» Consigne
Rédigez la suite de l'article sur le spectacle Confluence du Centenaire du Territoire de Belfort, en reprenant juste après sa dernière phrase.
___ Texte fourni ___
Le Trois –

Confluence : « l’impréparation » du Département pointée du doigt [enquête]

Le spectacle Confluence du Centenaire

La forte affluence au spectacle du Centenaire du Territoire de Belfort, samedi, suscite des remous. Des voix s’élèvent contre d’importants soucis d’organisation pour un événement de cette ampleur. 

Thibault Quartier et Eva Chibane

La forte affluence au spectacle du Centenaire du Territoire de Belfort, samedi, suscite des remous. Des voix s’élèvent contre d’importants soucis d’organisation pour un événement de cette ampleur. Des couacs qui génèrent par ailleurs une forte tension. Le Département se défend et estime avoir été victime de son succès. Enquête. 

Se souvenir du Centenaire du département dans 100 ans. C’était l’objectif de Florian Bouquet, président Les Républicains du conseil départemental du Territoire de Belfort, lors de la conférence de presse de présentation du spectacle Confluence, début septembre (lire notre article). C’est une bronca qu’il a récoltée à la suite de ce qui devait être « le point d’orgue de l’année du Centenaire, véritable événement phare pour les Terrifortains et pour les publics cibles de notre stratégie d’attractivité », pour reprendre les termes d’une note adressée aux membres de la commission d’appels d’offres relative au marché pour l’organisation de ce spectacle, que Le Trois a pu consulter. 

Entre 9 et 10 000 personnes, selon le conseil départemental, sont venues à la presqu’île du Malsaucy pour profiter de ce spectacle, Confluence. Le spectacle a été pourtant dimensionné pour accueillir 5 000 personnes, comme il l’a été annoncé à la préfecture et préparé lors des réunions de sécurité. Cette prévision d’une petite affluence n’a pas été sans conséquences.
___ Bloc de données ___
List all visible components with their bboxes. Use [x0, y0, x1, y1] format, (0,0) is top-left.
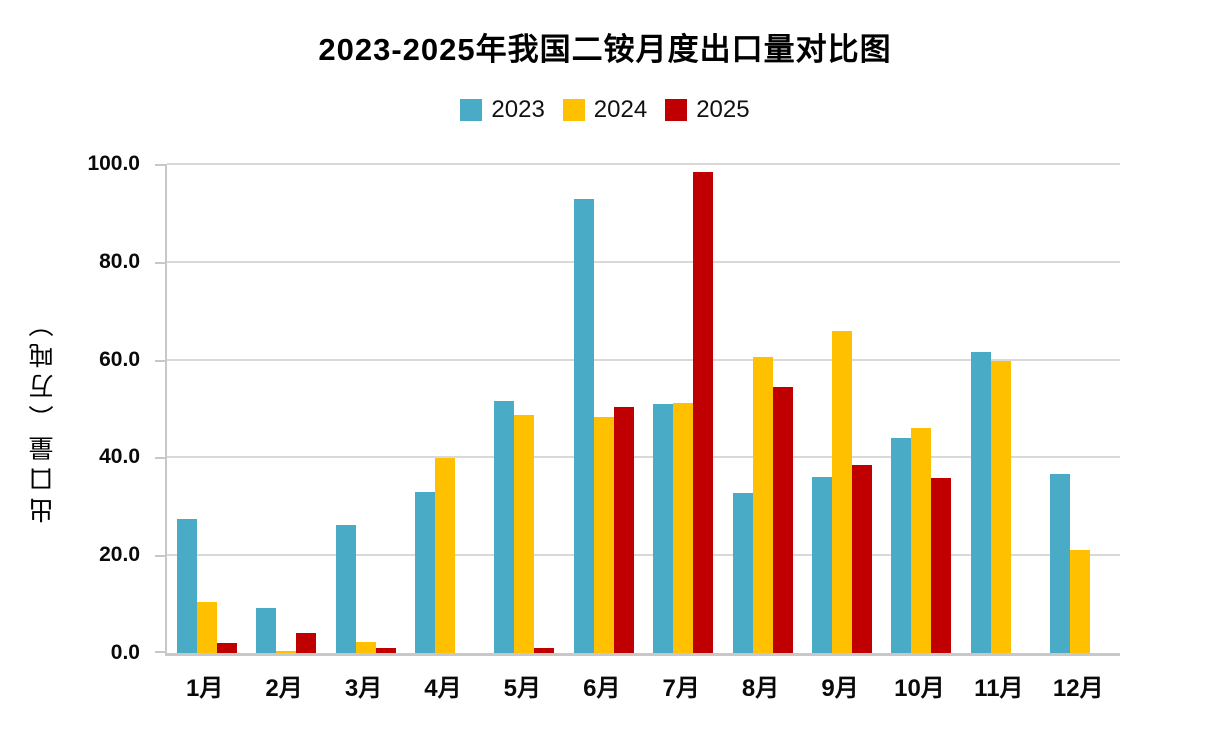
___
» Réponse
Affluence surprise

À l’approche des trois coups du spectacle, prévus vers 21 h, les files de voitures s’allongeaient depuis le Malsaucy jusqu’à Valdoie, encombrant la R.D. 24, mais aussi la rue de Turenne, à Valdoie, qui longe le lycée agricole Lucien-Quelet ont constaté plusieurs témoins. Les gendarmes ont même dû aider les organisateurs à « extraire » André Manoukian des bouchons, afin qu’il puisse se produire sur scène.

« Les voitures se garaient le long de la route qui est d’habitude réservée pour les urgences pendant les Eurockéennes », raconte un élu, présent au spectacle et qui souhaite garder l’anonymat, étonné de cette organisation « chaotique ». « Les gendarmes devaient guider les voitures. Ce n’est pas leur job », raconte cette même source. « Les voitures ne savaient pas où aller, plusieurs sont reparties illico », s’étonne-t-il encore. L’organisation des parkings a posé problème, malgré les cinq navettes mises en place depuis le supermarché Colruyt en partenariat avec Optymo pour acheminer le public. Censées fluidifier la venue du public, elles se sont retrouvées prises dans les bouchons, car la route était encombrée. 

Du côté du Département, on précise qu’il était impossible de fermer la route pour un événement gratuit, sans billetterie, car sinon, comment accepter l’accès ou non à cette route et différencier les riverains des participants à la soirée. Il fallait donc remplir les deux parkings du Malsaucy d’abord, puis renseigner après sur leur état « complet ». Des messages ont été transmis aux automobilistes répond-t-on et des panneaux ont été installés sur le bord de la route, indique également le Département, pour inviter les spectateurs à emprunter la navette, une fois les parkings du Malsaucy, plein. Sans succès, regrette-t-on. Et fermer le site quand 4 000 personnes étaient arrivées était inenvisageable, glisse-t-on finalement.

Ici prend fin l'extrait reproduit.